REQUIRED WORK: In the records below, locate the line containing "Convert this document image to plain text."; output that line and every following line through the last, exactly.

INPUT ROWS:

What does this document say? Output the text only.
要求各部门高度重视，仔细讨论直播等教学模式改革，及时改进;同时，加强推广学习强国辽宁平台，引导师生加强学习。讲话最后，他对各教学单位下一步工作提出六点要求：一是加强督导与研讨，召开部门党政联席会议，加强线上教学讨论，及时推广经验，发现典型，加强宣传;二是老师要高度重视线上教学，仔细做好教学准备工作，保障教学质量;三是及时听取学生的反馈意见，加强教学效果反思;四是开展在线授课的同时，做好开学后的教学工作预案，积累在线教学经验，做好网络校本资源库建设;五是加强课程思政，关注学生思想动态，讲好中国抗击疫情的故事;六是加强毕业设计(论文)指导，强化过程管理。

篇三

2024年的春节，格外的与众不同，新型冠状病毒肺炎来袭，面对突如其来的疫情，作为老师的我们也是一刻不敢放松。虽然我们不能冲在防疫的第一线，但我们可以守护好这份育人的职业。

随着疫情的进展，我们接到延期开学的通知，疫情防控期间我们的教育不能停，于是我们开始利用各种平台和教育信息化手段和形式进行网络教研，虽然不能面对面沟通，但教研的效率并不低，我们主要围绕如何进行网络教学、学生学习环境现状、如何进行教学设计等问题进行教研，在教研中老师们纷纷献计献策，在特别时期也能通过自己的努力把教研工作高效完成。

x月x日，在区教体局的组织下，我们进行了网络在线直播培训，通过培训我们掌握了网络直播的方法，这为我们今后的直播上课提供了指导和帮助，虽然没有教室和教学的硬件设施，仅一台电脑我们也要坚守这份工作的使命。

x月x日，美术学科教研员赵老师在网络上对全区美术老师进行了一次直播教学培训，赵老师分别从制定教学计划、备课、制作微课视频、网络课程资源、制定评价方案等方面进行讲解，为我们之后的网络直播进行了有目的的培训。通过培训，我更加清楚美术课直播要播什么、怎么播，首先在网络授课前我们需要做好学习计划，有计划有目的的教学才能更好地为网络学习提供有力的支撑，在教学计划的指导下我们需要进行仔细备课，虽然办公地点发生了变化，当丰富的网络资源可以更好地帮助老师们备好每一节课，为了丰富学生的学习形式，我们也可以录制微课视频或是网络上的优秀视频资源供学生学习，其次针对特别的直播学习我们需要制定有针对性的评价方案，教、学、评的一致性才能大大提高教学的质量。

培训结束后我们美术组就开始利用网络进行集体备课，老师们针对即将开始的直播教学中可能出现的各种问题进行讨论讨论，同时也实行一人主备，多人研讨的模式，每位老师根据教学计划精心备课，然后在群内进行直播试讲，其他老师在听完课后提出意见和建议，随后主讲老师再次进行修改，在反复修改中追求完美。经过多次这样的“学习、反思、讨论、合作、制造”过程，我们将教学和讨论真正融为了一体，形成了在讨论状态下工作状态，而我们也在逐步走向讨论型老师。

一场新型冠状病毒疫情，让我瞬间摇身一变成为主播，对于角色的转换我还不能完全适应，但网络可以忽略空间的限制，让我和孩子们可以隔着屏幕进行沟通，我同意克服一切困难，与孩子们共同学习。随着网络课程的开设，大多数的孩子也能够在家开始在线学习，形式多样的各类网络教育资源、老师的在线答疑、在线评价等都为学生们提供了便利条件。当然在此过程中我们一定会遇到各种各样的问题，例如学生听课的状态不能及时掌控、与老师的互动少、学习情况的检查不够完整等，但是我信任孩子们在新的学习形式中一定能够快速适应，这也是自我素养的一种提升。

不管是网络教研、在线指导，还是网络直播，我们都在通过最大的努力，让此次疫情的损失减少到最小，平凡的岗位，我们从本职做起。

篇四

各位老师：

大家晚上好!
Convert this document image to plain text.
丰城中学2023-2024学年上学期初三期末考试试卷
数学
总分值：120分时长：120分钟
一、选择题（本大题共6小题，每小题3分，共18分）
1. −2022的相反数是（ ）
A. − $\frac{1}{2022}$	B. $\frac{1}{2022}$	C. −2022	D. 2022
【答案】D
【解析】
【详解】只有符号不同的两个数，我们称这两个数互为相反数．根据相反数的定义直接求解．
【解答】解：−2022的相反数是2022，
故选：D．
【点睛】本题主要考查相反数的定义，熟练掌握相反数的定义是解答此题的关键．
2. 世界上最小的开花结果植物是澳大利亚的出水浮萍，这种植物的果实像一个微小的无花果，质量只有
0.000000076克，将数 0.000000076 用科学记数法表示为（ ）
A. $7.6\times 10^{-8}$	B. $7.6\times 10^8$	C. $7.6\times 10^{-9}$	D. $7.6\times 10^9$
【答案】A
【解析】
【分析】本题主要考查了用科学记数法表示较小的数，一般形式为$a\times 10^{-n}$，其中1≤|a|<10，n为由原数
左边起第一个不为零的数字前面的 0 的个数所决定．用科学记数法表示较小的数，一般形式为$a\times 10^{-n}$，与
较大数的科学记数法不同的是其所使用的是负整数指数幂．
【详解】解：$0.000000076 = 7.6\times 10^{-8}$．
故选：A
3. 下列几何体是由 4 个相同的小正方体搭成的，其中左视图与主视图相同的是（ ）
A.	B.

RESPONSE:
Convert this document image to plain text.
丰城中学2023-2024学年上学期初三期末考试试卷
数学
总分值：120分时长：120分钟
一、选择题（本大题共6小题，每小题3分，共18分）
1. −2022的相反数是（ ）
A. − $\frac{1}{2022}$	B. $\frac{1}{2022}$	C. −2022	D. 2022
【答案】D
【解析】
【详解】只有符号不同的两个数，我们称这两个数互为相反数．根据相反数的定义直接求解．
【解答】解：−2022的相反数是2022，
故选：D．
【点睛】本题主要考查相反数的定义，熟练掌握相反数的定义是解答此题的关键．
2. 世界上最小的开花结果植物是澳大利亚的出水浮萍，这种植物的果实像一个微小的无花果，质量只有
0.000000076克，将数 0.000000076 用科学记数法表示为（ ）
A. $7.6\times 10^{-8}$	B. $7.6\times 10^8$	C. $7.6\times 10^{-9}$	D. $7.6\times 10^9$
【答案】A
【解析】
【分析】本题主要考查了用科学记数法表示较小的数，一般形式为$a\times 10^{-n}$，其中1≤|a|<10，n为由原数
左边起第一个不为零的数字前面的 0 的个数所决定．用科学记数法表示较小的数，一般形式为$a\times 10^{-n}$，与
较大数的科学记数法不同的是其所使用的是负整数指数幂．
【详解】解：$0.000000076 = 7.6\times 10^{-8}$．
故选：A
3. 下列几何体是由 4 个相同的小正方体搭成的，其中左视图与主视图相同的是（ ）
A.	B.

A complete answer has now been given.